**Excerpt**

If intimate images were involved: report via the Revenge Porn Helpline at 0345 6000 459 (only between 10am-4pm Monday-Friday) or via stopncii.org for image-removal across major platforms.
Step 5 — The recovery scam ambush
Within days or weeks of the original loss, you will be approached by someone claiming to be able to recover your money. The pitch is always tailored to romance-scam victims: “blockchain forensics expert”, “FCA-affiliated investigator”, “ex-FBI recovery specialist”, “crypto recovery firm with FCA registration”. Every single one is a second-stage scam. The FCA logged 4,465 fake-FCA recovery scams in just six months of 2025.
Genuine SRA-regulated solicitors operate on no-win-no-fee for clearly meritorious cases. They never ask for upfront payment in crypto or to unfamiliar accounts.
The FCA never personally contacts individual victims. Anyone claiming to be from the FCA and offering recovery is a scammer.
Report Fraud / Police never charge a fee to investigate fraud.
If someone contacts you offering recovery and asks for ANY upfront payment: it’s a recovery scam. Walk away.
Step 6 — Sextortion variant
If the “relationship” involved intimate images or video, the scam often pivots to sextortion. The criminal threatens to share the material with your family, employer, or social media network unless you pay.
Don’t pay. Payment doesn’t make the threat go away — it confirms you as a paying target.
Use stopncii.org: hashes your images and prevents them being uploaded to participating platforms (Facebook, Instagram, TikTok, Reddit, OnlyFans, etc.). The hash is calculated on your device; you never upload the image itself.
Lock down your social media: set everything to private; remove or hide your family-and-friends list; revoke third-party app access.

(Lines excerpted from a collection)
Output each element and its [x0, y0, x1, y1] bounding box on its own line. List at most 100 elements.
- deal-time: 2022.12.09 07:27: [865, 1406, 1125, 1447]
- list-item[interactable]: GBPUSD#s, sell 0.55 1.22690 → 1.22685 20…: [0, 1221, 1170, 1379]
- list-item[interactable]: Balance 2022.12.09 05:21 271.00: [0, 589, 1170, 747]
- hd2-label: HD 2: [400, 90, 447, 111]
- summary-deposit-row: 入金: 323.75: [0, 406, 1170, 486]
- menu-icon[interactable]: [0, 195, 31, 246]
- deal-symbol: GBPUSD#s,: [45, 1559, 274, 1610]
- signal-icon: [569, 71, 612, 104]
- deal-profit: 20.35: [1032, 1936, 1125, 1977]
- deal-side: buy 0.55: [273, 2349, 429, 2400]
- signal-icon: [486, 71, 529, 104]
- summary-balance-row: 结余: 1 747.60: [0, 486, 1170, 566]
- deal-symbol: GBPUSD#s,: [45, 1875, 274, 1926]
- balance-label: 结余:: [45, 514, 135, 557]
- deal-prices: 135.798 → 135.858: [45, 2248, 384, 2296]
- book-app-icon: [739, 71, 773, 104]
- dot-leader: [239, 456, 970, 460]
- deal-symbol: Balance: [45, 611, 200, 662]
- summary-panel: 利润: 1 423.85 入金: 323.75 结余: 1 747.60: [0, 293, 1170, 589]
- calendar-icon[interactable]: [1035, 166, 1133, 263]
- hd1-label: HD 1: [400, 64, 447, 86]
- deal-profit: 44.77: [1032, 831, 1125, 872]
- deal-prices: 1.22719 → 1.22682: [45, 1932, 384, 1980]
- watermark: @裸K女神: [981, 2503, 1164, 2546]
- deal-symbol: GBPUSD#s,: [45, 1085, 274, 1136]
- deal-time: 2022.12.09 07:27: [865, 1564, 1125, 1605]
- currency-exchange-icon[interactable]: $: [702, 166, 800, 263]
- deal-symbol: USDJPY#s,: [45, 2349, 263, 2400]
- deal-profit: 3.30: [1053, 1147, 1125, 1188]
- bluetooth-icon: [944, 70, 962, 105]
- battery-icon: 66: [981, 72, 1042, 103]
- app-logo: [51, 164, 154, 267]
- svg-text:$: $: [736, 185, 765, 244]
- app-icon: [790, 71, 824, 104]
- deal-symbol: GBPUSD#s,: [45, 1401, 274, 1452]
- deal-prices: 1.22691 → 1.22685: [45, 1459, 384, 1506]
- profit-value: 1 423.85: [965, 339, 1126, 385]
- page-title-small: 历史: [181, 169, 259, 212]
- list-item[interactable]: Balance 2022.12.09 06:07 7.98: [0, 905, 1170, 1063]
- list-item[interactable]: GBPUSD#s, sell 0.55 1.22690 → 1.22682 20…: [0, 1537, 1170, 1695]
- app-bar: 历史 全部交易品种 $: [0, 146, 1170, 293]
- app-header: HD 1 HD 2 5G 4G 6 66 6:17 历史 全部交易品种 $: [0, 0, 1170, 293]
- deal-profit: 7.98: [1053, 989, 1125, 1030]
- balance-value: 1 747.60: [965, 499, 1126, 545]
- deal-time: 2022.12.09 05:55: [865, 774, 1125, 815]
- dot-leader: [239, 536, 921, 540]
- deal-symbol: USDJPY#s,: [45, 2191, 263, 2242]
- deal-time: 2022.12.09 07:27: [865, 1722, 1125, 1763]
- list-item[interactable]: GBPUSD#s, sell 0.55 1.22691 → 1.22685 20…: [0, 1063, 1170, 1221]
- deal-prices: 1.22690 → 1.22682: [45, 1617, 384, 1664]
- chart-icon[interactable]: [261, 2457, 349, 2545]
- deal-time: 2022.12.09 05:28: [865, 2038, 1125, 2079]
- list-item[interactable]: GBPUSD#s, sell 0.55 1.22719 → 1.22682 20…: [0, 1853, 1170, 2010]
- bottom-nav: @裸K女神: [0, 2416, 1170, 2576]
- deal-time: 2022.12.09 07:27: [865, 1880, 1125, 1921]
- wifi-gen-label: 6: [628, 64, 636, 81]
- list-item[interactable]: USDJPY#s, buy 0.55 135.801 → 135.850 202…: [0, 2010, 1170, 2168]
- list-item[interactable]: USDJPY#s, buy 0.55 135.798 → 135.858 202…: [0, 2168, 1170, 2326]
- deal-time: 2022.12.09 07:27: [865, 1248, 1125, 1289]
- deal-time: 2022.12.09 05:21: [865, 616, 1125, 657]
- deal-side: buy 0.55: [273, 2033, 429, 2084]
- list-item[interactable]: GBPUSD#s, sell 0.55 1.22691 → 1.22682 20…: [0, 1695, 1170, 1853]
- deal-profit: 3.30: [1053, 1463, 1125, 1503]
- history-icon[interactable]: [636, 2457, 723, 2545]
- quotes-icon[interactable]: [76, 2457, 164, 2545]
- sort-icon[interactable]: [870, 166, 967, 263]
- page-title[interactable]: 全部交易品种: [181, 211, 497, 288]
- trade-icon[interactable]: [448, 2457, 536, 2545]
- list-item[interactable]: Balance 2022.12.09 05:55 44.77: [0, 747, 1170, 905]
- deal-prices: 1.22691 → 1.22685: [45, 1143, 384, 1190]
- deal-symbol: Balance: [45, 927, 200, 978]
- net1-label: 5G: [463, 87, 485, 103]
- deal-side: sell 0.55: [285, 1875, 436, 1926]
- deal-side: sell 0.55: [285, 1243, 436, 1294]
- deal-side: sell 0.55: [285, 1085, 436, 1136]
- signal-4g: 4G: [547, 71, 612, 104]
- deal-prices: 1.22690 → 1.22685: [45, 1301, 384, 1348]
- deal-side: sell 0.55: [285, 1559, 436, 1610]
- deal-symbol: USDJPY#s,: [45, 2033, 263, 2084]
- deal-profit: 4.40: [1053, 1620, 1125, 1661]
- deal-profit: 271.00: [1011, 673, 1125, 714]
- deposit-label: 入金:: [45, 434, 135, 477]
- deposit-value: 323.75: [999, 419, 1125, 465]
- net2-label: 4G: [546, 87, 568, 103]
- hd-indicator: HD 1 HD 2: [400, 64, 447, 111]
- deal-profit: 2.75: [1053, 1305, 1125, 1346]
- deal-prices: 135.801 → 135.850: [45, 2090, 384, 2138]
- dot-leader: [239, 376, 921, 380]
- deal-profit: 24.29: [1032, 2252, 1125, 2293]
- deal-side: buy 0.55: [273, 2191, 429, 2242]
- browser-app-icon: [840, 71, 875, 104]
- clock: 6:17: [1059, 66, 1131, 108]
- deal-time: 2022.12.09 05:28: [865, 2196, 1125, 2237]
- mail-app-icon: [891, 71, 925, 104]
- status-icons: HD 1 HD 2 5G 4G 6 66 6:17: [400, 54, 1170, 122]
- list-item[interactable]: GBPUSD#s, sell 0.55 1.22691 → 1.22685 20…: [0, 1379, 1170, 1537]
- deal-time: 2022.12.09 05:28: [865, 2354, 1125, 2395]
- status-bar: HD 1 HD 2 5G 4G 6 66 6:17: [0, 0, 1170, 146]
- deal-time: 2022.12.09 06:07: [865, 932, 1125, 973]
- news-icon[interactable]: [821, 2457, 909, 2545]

**Exercises**
1. Check whether each statement agrees with the scam guide above, answering yes or no and quoting the words from the guide that decide it: (a) The FCA personally contacts individual victims. (b) With stopncii.org, the hash is worked out on your own device. (c) The Revenge Porn Helpline takes calls on weekends.
2. Return the part of the scam guide starting at "Step 6 — Sextortion" and ending at "third-party app access.", copied word for word.

**Written responses**
1.
(a) No: "The FCA never personally contacts individual victims."
(b) Yes: "The hash is calculated on your device; you never upload the image itself."
(c) No: "only between 10am-4pm Monday-Friday"

2.
Step 6 — Sextortion variant
If the “relationship” involved intimate images or video, the scam often pivots to sextortion. The criminal threatens to share the material with your family, employer, or social media network unless you pay.
Don’t pay. Payment doesn’t make the threat go away — it confirms you as a paying target.
Use stopncii.org: hashes your images and prevents them being uploaded to participating platforms (Facebook, Instagram, TikTok, Reddit, OnlyFans, etc.). The hash is calculated on your device; you never upload the image itself.
Lock down your social media: set everything to private; remove or hide your family-and-friends list; revoke third-party app access.